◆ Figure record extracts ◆
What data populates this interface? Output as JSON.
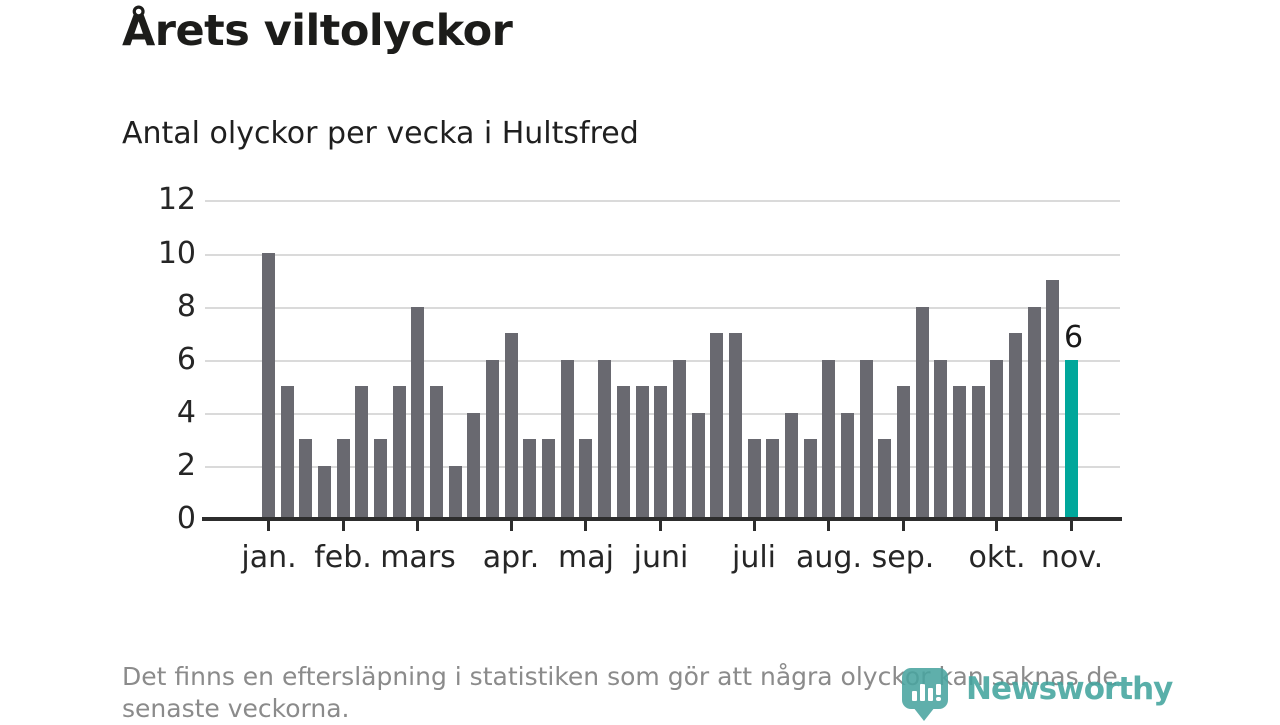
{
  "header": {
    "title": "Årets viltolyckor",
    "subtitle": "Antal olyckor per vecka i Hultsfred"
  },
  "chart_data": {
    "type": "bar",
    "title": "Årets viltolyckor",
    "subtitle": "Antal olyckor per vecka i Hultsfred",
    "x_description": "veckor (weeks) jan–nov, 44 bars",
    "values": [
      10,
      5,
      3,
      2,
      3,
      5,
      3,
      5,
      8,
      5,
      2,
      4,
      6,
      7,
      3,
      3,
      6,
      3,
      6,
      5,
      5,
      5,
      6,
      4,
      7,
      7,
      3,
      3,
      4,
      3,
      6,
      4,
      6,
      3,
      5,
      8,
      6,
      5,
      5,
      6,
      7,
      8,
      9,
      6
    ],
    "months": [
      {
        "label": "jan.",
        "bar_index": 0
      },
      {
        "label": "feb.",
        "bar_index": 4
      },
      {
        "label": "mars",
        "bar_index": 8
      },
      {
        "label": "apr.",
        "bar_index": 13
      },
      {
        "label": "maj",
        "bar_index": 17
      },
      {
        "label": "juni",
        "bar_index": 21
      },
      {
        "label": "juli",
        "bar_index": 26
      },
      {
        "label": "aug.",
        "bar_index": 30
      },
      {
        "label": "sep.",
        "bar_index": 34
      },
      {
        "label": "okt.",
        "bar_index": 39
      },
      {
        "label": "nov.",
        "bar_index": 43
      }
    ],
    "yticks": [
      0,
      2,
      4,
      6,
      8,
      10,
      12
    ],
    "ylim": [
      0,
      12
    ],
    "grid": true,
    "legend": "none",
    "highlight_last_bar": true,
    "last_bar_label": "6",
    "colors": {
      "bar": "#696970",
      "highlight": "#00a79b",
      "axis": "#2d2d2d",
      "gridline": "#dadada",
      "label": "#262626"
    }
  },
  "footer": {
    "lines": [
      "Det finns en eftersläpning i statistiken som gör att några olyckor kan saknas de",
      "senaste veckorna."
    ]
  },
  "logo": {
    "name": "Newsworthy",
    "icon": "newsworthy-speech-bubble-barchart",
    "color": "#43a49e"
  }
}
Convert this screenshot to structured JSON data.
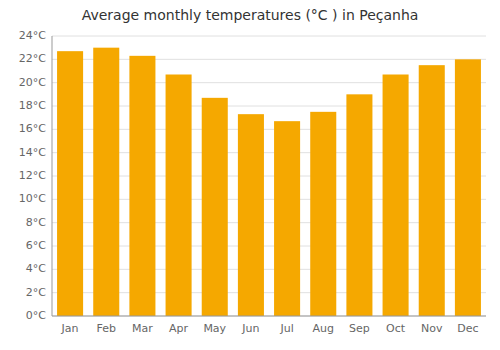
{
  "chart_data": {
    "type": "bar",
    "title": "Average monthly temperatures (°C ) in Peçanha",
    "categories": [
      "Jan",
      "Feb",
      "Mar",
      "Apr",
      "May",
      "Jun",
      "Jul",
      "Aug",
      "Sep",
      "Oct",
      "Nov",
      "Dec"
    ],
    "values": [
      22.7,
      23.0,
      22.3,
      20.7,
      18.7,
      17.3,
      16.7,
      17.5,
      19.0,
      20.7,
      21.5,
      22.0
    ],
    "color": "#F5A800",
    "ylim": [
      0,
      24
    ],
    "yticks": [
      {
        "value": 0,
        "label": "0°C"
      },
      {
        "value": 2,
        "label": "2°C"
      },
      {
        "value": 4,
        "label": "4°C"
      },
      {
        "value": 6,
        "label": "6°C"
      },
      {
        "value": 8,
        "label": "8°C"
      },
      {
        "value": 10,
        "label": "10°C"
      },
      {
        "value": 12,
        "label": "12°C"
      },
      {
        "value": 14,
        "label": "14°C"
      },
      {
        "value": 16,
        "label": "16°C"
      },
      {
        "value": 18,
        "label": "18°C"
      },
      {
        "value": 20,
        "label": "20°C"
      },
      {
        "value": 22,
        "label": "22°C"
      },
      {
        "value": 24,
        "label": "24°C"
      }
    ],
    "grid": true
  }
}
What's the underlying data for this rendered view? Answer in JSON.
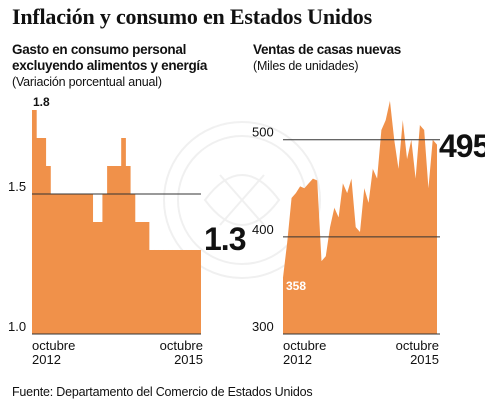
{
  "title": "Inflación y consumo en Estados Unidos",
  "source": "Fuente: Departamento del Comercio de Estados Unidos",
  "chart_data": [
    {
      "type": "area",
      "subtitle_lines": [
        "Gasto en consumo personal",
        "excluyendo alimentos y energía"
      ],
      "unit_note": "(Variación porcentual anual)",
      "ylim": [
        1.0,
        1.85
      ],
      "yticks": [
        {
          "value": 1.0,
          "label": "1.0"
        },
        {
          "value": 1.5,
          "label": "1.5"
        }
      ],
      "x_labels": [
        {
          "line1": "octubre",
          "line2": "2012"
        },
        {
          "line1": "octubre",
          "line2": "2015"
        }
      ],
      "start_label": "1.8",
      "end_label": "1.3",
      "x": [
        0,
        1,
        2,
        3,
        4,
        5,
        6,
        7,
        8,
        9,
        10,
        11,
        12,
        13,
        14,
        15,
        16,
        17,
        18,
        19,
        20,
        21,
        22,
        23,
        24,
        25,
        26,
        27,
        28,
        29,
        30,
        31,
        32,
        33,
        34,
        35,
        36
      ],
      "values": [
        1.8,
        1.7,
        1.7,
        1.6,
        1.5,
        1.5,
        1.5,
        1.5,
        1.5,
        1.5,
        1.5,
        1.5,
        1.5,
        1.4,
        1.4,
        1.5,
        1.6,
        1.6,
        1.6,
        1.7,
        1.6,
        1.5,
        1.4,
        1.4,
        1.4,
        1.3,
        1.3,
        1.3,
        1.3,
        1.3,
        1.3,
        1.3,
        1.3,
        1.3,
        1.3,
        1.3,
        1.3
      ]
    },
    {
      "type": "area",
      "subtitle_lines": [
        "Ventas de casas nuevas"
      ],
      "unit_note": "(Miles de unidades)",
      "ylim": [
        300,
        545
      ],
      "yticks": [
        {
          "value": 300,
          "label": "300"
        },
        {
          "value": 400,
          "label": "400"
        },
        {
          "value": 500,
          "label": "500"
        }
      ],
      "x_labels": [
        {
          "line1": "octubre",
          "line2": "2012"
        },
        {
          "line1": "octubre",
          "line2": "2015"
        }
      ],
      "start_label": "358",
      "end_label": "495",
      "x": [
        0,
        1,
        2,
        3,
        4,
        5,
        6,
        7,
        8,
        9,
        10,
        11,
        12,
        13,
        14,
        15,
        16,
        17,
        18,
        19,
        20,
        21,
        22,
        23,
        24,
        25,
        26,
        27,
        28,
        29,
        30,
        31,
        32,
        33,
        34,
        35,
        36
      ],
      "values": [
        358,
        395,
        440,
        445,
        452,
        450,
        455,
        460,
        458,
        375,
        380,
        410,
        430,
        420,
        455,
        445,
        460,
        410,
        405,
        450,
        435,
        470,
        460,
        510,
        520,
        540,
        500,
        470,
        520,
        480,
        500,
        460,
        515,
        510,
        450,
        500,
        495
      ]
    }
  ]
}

◆ What you are asked to do ◆
Locate each line with the word "consumo" and copy it.

◆ Exercise solution ◆
  "title": "Inflación y consumo en Estados Unidos",
        "Gasto en consumo personal",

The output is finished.